▶ **PROBLEM TO SOLVE**: The entries below are to be transcribed in full, without their images.

--- Start INFORMATION GIVEN ---

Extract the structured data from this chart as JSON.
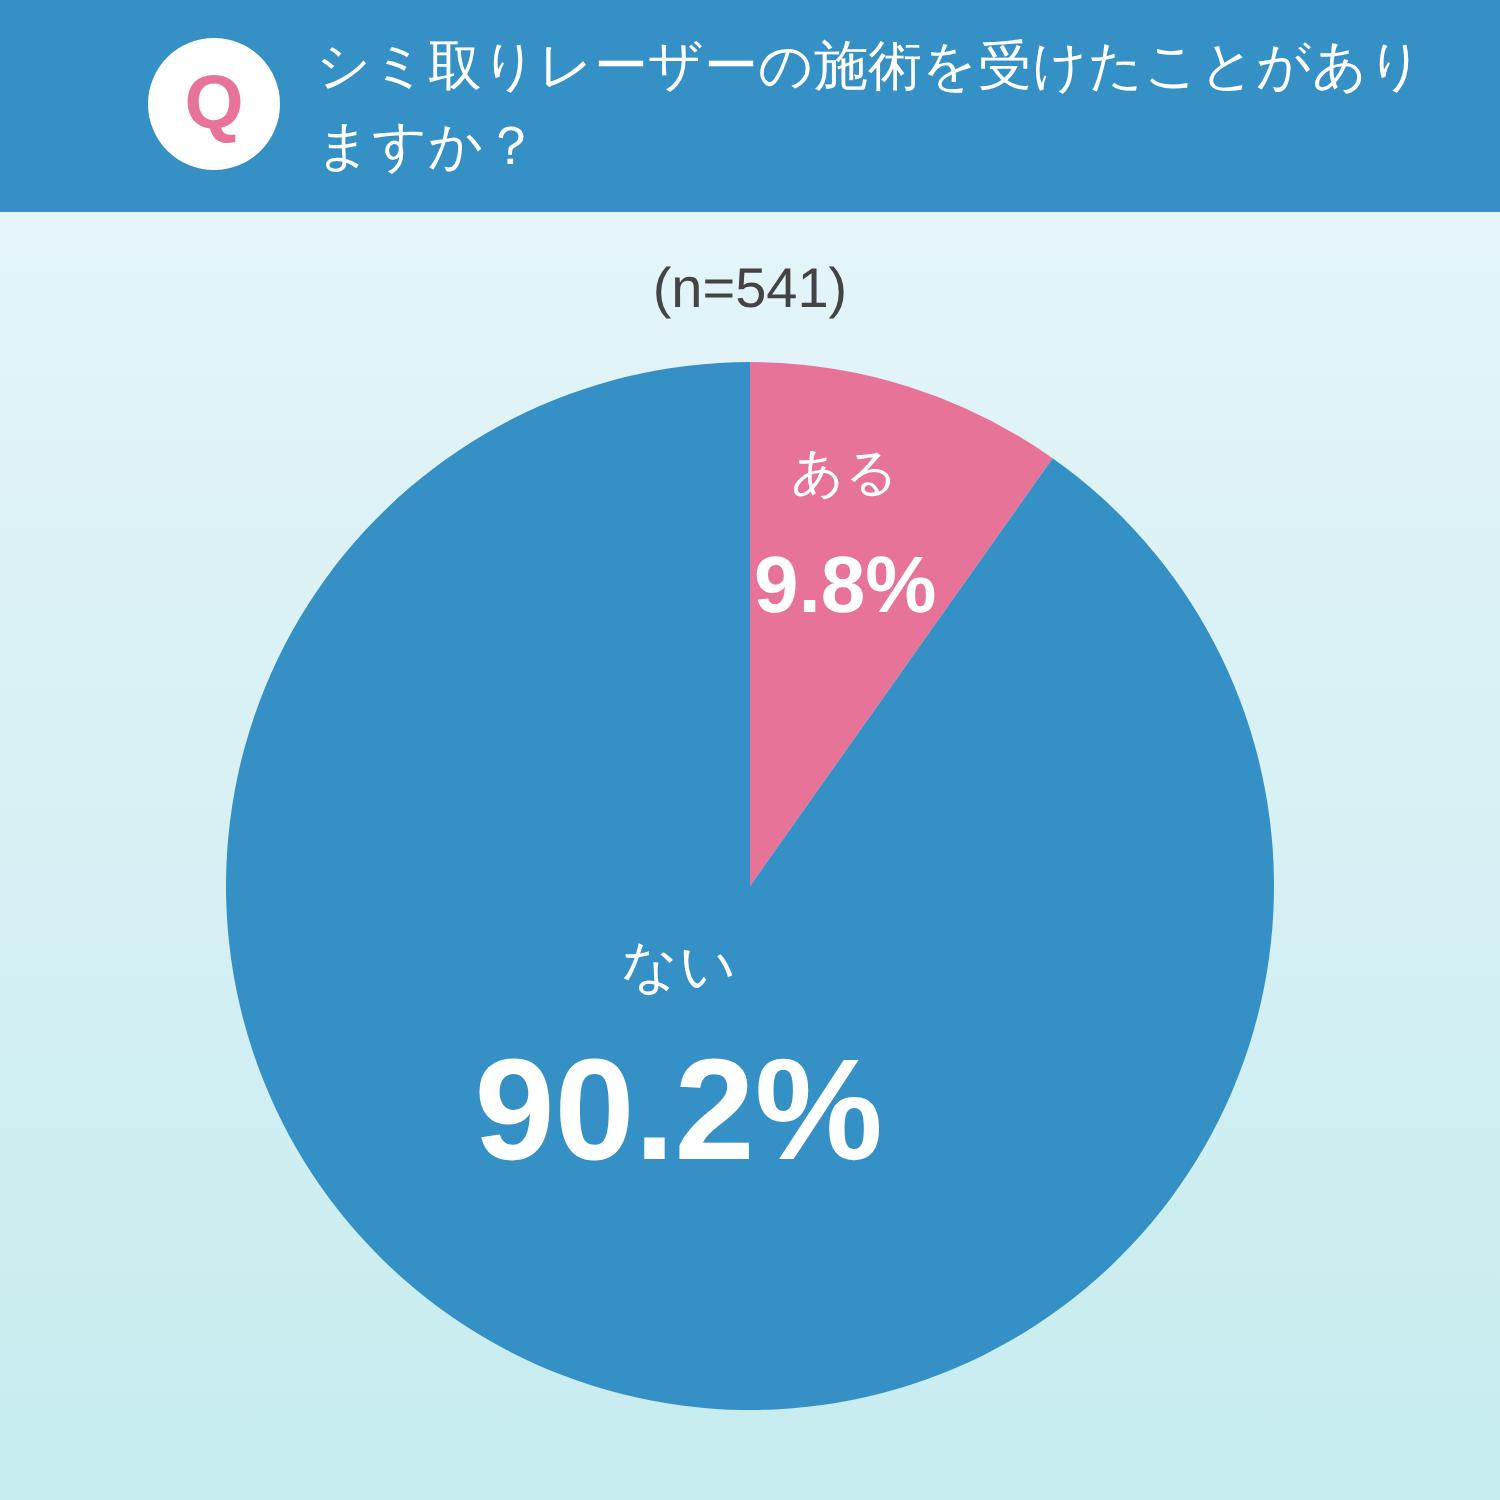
{
  "chart_data": {
    "type": "pie",
    "title": "シミ取りレーザーの施術を受けたことがありますか？",
    "subtitle": "(n=541)",
    "annotations": [
      "Q"
    ],
    "categories": [
      "ある",
      "ない"
    ],
    "values": [
      9.8,
      90.2
    ],
    "colors": [
      "#e87399",
      "#3590c6"
    ],
    "value_labels": [
      "9.8%",
      "90.2%"
    ],
    "legend": false
  }
}
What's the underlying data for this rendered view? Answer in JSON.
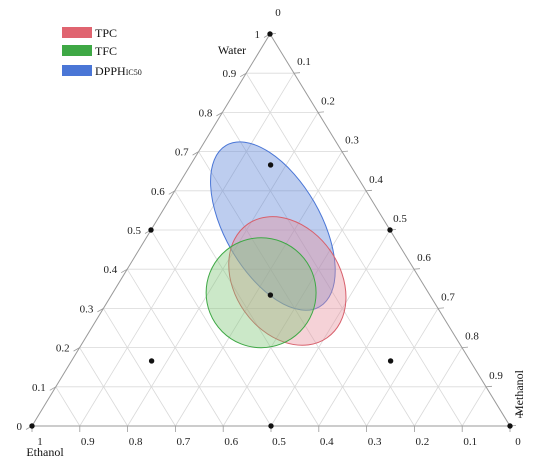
{
  "chart_data": {
    "type": "scatter",
    "subtype": "ternary",
    "axes": {
      "water": {
        "label": "Water",
        "ticks": [
          "0",
          "0.1",
          "0.2",
          "0.3",
          "0.4",
          "0.5",
          "0.6",
          "0.7",
          "0.8",
          "0.9",
          "1"
        ]
      },
      "methanol": {
        "label": "Methanol",
        "ticks": [
          "0",
          "0.1",
          "0.2",
          "0.3",
          "0.4",
          "0.5",
          "0.6",
          "0.7",
          "0.8",
          "0.9",
          "1"
        ]
      },
      "ethanol": {
        "label": "Ethanol",
        "ticks": [
          "1",
          "0.9",
          "0.8",
          "0.7",
          "0.6",
          "0.5",
          "0.4",
          "0.3",
          "0.2",
          "0.1",
          "0"
        ]
      }
    },
    "grid": true,
    "legend_position": "top-left",
    "legend": [
      {
        "main": "TPC",
        "sub": "",
        "color": "#e06470"
      },
      {
        "main": "TFC",
        "sub": "",
        "color": "#3ea845"
      },
      {
        "main": "DPPH",
        "sub": "IC50",
        "color": "#4a76d6"
      }
    ],
    "design_points": [
      {
        "water": 1,
        "methanol": 0,
        "ethanol": 0
      },
      {
        "water": 0,
        "methanol": 1,
        "ethanol": 0
      },
      {
        "water": 0,
        "methanol": 0,
        "ethanol": 1
      },
      {
        "water": 0.5,
        "methanol": 0.5,
        "ethanol": 0
      },
      {
        "water": 0.5,
        "methanol": 0,
        "ethanol": 0.5
      },
      {
        "water": 0,
        "methanol": 0.5,
        "ethanol": 0.5
      },
      {
        "water": 0.667,
        "methanol": 0.167,
        "ethanol": 0.167
      },
      {
        "water": 0.167,
        "methanol": 0.667,
        "ethanol": 0.167
      },
      {
        "water": 0.167,
        "methanol": 0.167,
        "ethanol": 0.667
      },
      {
        "water": 0.333,
        "methanol": 0.333,
        "ethanol": 0.333
      }
    ],
    "optimal_regions": [
      {
        "name": "DPPHIC50",
        "center": {
          "water": 0.51,
          "methanol": 0.25,
          "ethanol": 0.24
        },
        "rx": 0.1,
        "ry": 0.195,
        "rotation_deg": -30,
        "fill": "#5b82d8",
        "stroke": "#4a76d6"
      },
      {
        "name": "TPC",
        "center": {
          "water": 0.37,
          "methanol": 0.35,
          "ethanol": 0.28
        },
        "rx": 0.11,
        "ry": 0.145,
        "rotation_deg": -35,
        "fill": "#e58f9a",
        "stroke": "#d8606c"
      },
      {
        "name": "TFC",
        "center": {
          "water": 0.34,
          "methanol": 0.31,
          "ethanol": 0.35
        },
        "rx": 0.115,
        "ry": 0.115,
        "rotation_deg": 0,
        "fill": "#7cc576",
        "stroke": "#3ea845"
      }
    ]
  }
}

--- End INFORMATION GIVEN ---

▶ **RESPONSE TO THIS TASK**:
Extract the structured data from this chart as JSON.
{
  "chart_data": {
    "type": "pie",
    "title": "シミ取りレーザーの施術を受けたことがありますか？",
    "subtitle": "(n=541)",
    "annotations": [
      "Q"
    ],
    "categories": [
      "ある",
      "ない"
    ],
    "values": [
      9.8,
      90.2
    ],
    "colors": [
      "#e87399",
      "#3590c6"
    ],
    "value_labels": [
      "9.8%",
      "90.2%"
    ],
    "legend": false
  }
}
What's the underlying data for this rendered view? Answer in JSON.
{
  "chart_data": {
    "type": "scatter",
    "subtype": "ternary",
    "axes": {
      "water": {
        "label": "Water",
        "ticks": [
          "0",
          "0.1",
          "0.2",
          "0.3",
          "0.4",
          "0.5",
          "0.6",
          "0.7",
          "0.8",
          "0.9",
          "1"
        ]
      },
      "methanol": {
        "label": "Methanol",
        "ticks": [
          "0",
          "0.1",
          "0.2",
          "0.3",
          "0.4",
          "0.5",
          "0.6",
          "0.7",
          "0.8",
          "0.9",
          "1"
        ]
      },
      "ethanol": {
        "label": "Ethanol",
        "ticks": [
          "1",
          "0.9",
          "0.8",
          "0.7",
          "0.6",
          "0.5",
          "0.4",
          "0.3",
          "0.2",
          "0.1",
          "0"
        ]
      }
    },
    "grid": true,
    "legend_position": "top-left",
    "legend": [
      {
        "main": "TPC",
        "sub": "",
        "color": "#e06470"
      },
      {
        "main": "TFC",
        "sub": "",
        "color": "#3ea845"
      },
      {
        "main": "DPPH",
        "sub": "IC50",
        "color": "#4a76d6"
      }
    ],
    "design_points": [
      {
        "water": 1,
        "methanol": 0,
        "ethanol": 0
      },
      {
        "water": 0,
        "methanol": 1,
        "ethanol": 0
      },
      {
        "water": 0,
        "methanol": 0,
        "ethanol": 1
      },
      {
        "water": 0.5,
        "methanol": 0.5,
        "ethanol": 0
      },
      {
        "water": 0.5,
        "methanol": 0,
        "ethanol": 0.5
      },
      {
        "water": 0,
        "methanol": 0.5,
        "ethanol": 0.5
      },
      {
        "water": 0.667,
        "methanol": 0.167,
        "ethanol": 0.167
      },
      {
        "water": 0.167,
        "methanol": 0.667,
        "ethanol": 0.167
      },
      {
        "water": 0.167,
        "methanol": 0.167,
        "ethanol": 0.667
      },
      {
        "water": 0.333,
        "methanol": 0.333,
        "ethanol": 0.333
      }
    ],
    "optimal_regions": [
      {
        "name": "DPPHIC50",
        "center": {
          "water": 0.51,
          "methanol": 0.25,
          "ethanol": 0.24
        },
        "rx": 0.1,
        "ry": 0.195,
        "rotation_deg": -30,
        "fill": "#5b82d8",
        "stroke": "#4a76d6"
      },
      {
        "name": "TPC",
        "center": {
          "water": 0.37,
          "methanol": 0.35,
          "ethanol": 0.28
        },
        "rx": 0.11,
        "ry": 0.145,
        "rotation_deg": -35,
        "fill": "#e58f9a",
        "stroke": "#d8606c"
      },
      {
        "name": "TFC",
        "center": {
          "water": 0.34,
          "methanol": 0.31,
          "ethanol": 0.35
        },
        "rx": 0.115,
        "ry": 0.115,
        "rotation_deg": 0,
        "fill": "#7cc576",
        "stroke": "#3ea845"
      }
    ]
  }
}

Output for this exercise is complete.